■ **EXERCISE PROMPT**:
Reproduce every record exactly as it appears, but not the pictures.

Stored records
--- begin ---

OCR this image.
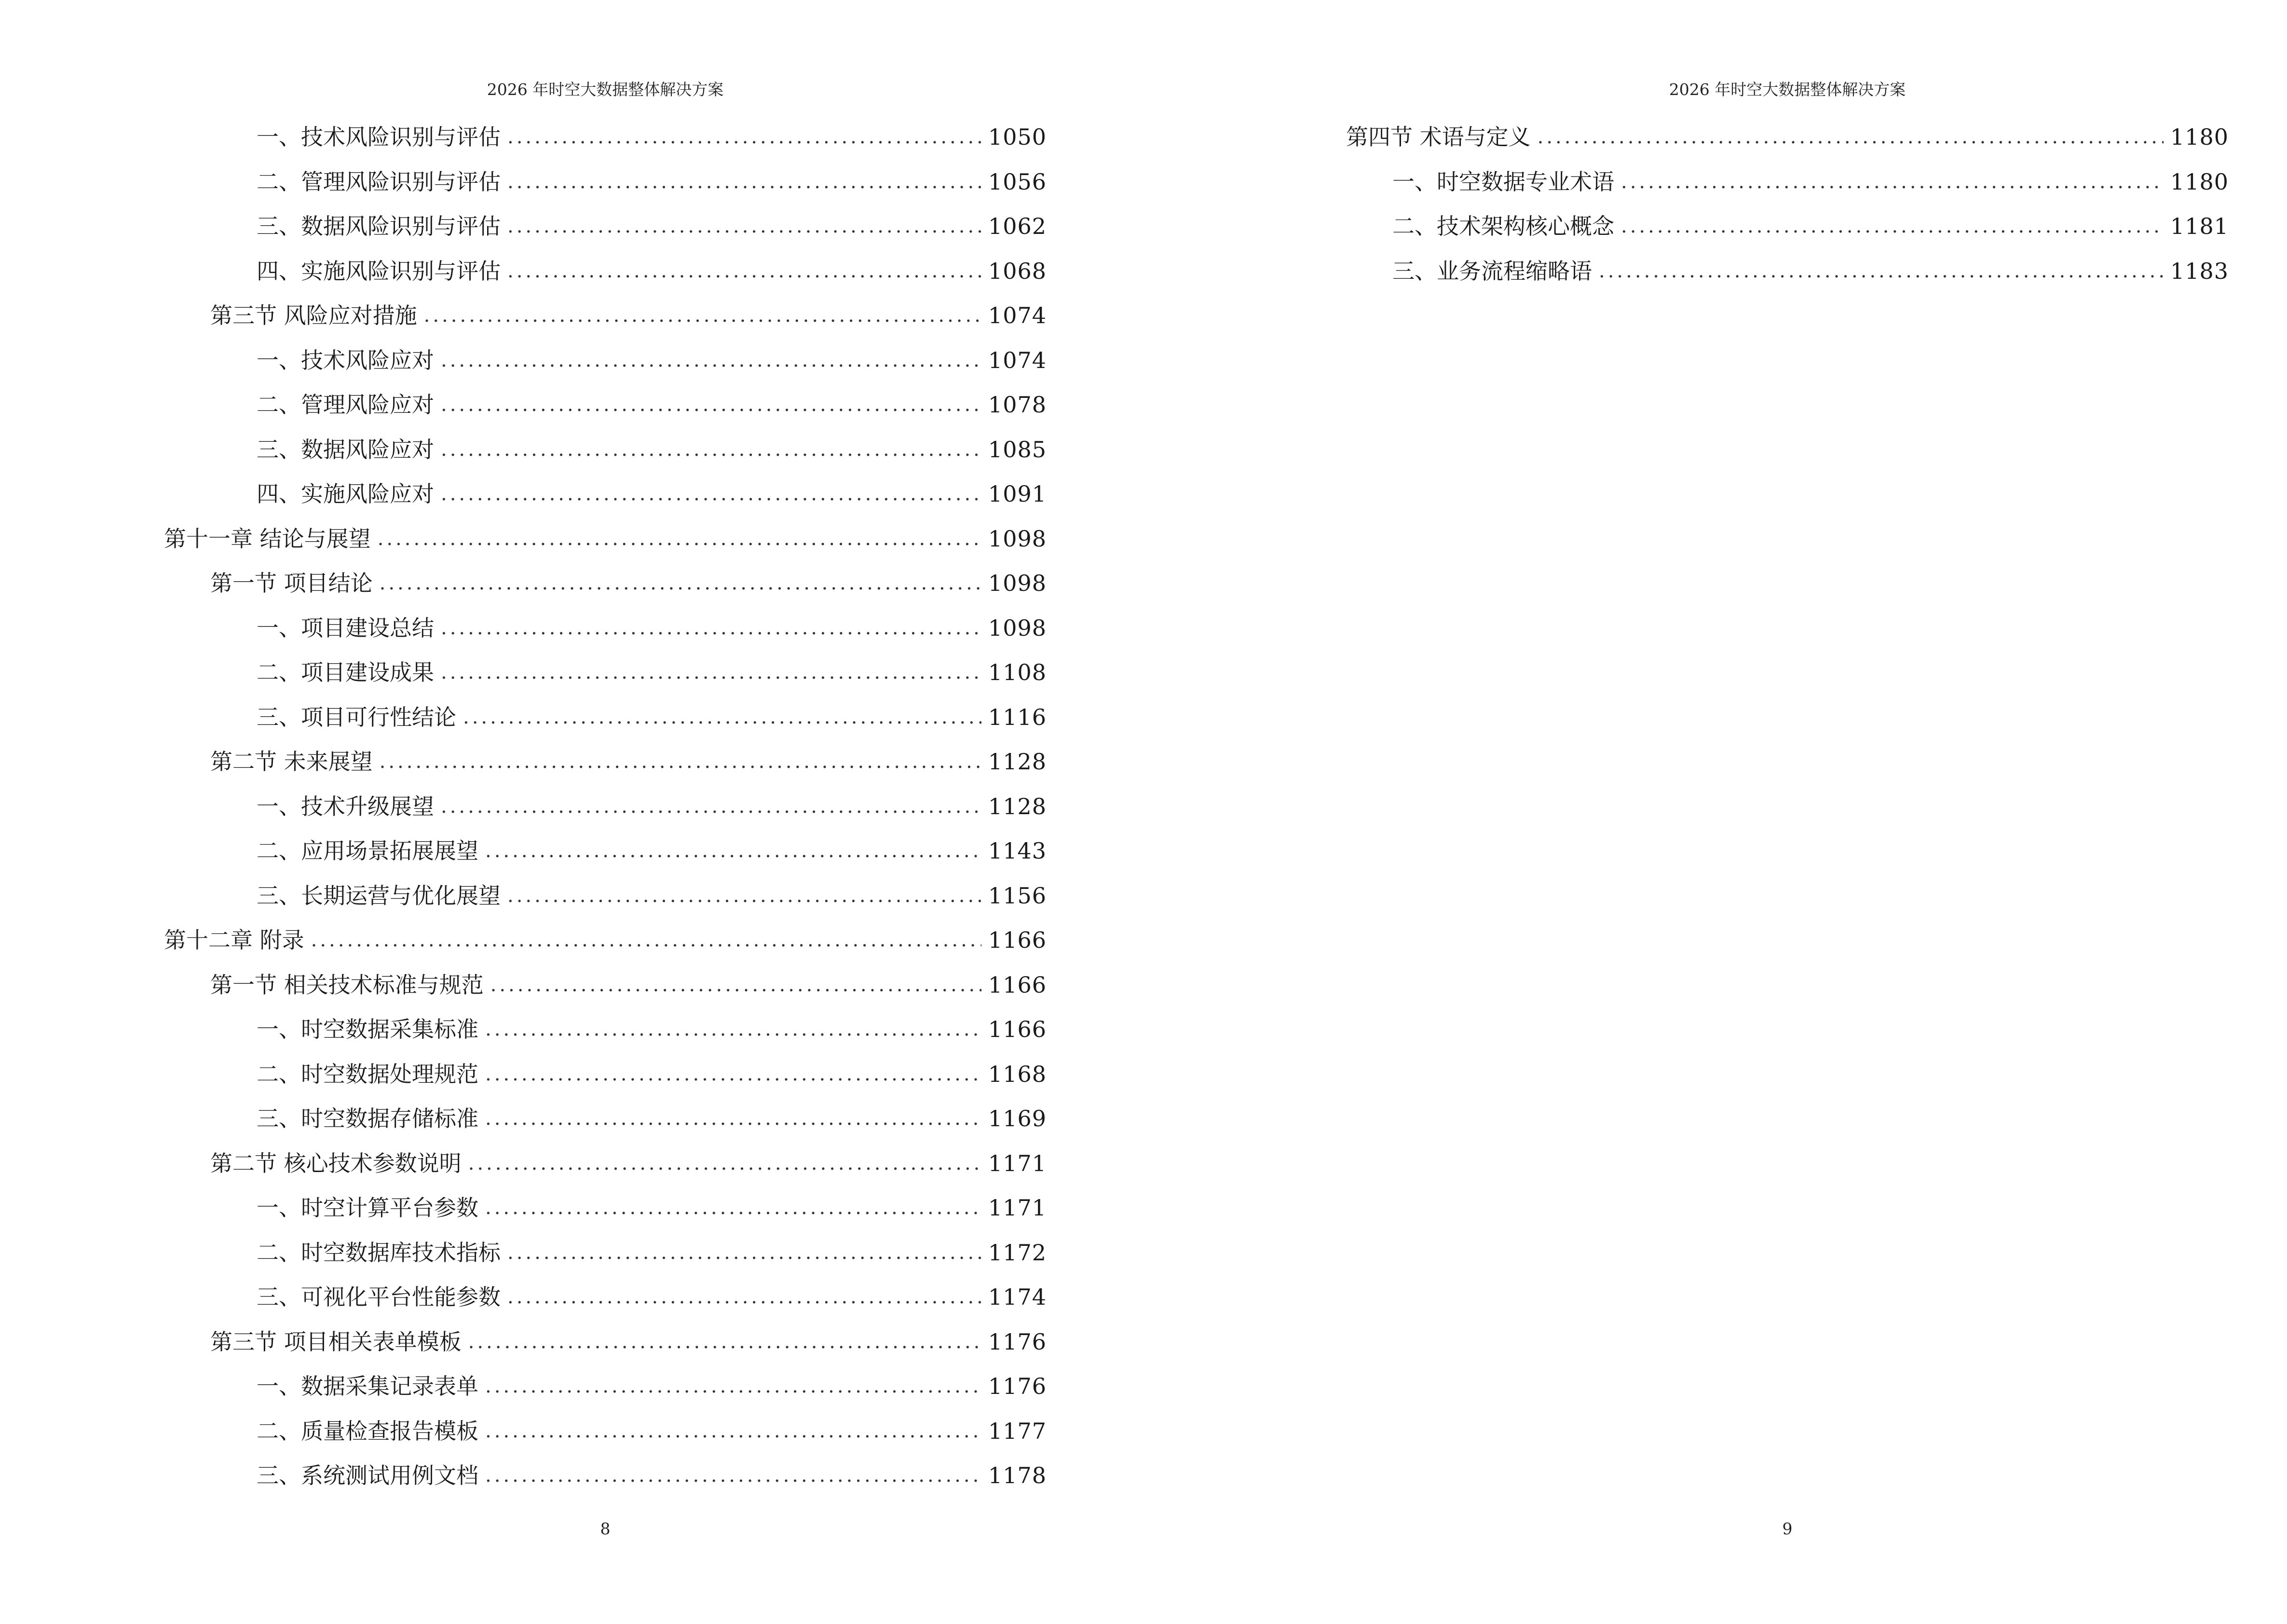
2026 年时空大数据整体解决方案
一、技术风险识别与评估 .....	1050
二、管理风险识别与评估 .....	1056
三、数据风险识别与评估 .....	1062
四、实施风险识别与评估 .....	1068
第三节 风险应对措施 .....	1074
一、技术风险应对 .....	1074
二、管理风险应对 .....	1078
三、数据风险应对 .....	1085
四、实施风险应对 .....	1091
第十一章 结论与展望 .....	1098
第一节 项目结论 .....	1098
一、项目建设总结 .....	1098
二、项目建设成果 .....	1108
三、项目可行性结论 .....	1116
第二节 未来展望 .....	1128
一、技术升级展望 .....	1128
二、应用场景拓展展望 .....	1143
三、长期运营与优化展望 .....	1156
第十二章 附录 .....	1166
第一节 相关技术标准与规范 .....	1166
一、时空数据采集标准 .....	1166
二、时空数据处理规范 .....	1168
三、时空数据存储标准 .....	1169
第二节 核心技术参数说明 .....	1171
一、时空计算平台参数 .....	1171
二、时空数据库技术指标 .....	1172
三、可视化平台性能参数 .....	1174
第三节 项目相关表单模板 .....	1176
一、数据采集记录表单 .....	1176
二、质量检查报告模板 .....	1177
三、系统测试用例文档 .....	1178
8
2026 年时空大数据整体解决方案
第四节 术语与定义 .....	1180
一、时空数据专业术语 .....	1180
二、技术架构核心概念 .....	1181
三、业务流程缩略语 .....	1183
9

--- end ---

■ **EXERCISE RESULT**:
OCR this image.
2026 年时空大数据整体解决方案
一、技术风险识别与评估 .....	1050
二、管理风险识别与评估 .....	1056
三、数据风险识别与评估 .....	1062
四、实施风险识别与评估 .....	1068
第三节 风险应对措施 .....	1074
一、技术风险应对 .....	1074
二、管理风险应对 .....	1078
三、数据风险应对 .....	1085
四、实施风险应对 .....	1091
第十一章 结论与展望 .....	1098
第一节 项目结论 .....	1098
一、项目建设总结 .....	1098
二、项目建设成果 .....	1108
三、项目可行性结论 .....	1116
第二节 未来展望 .....	1128
一、技术升级展望 .....	1128
二、应用场景拓展展望 .....	1143
三、长期运营与优化展望 .....	1156
第十二章 附录 .....	1166
第一节 相关技术标准与规范 .....	1166
一、时空数据采集标准 .....	1166
二、时空数据处理规范 .....	1168
三、时空数据存储标准 .....	1169
第二节 核心技术参数说明 .....	1171
一、时空计算平台参数 .....	1171
二、时空数据库技术指标 .....	1172
三、可视化平台性能参数 .....	1174
第三节 项目相关表单模板 .....	1176
一、数据采集记录表单 .....	1176
二、质量检查报告模板 .....	1177
三、系统测试用例文档 .....	1178
8
2026 年时空大数据整体解决方案
第四节 术语与定义 .....	1180
一、时空数据专业术语 .....	1180
二、技术架构核心概念 .....	1181
三、业务流程缩略语 .....	1183
9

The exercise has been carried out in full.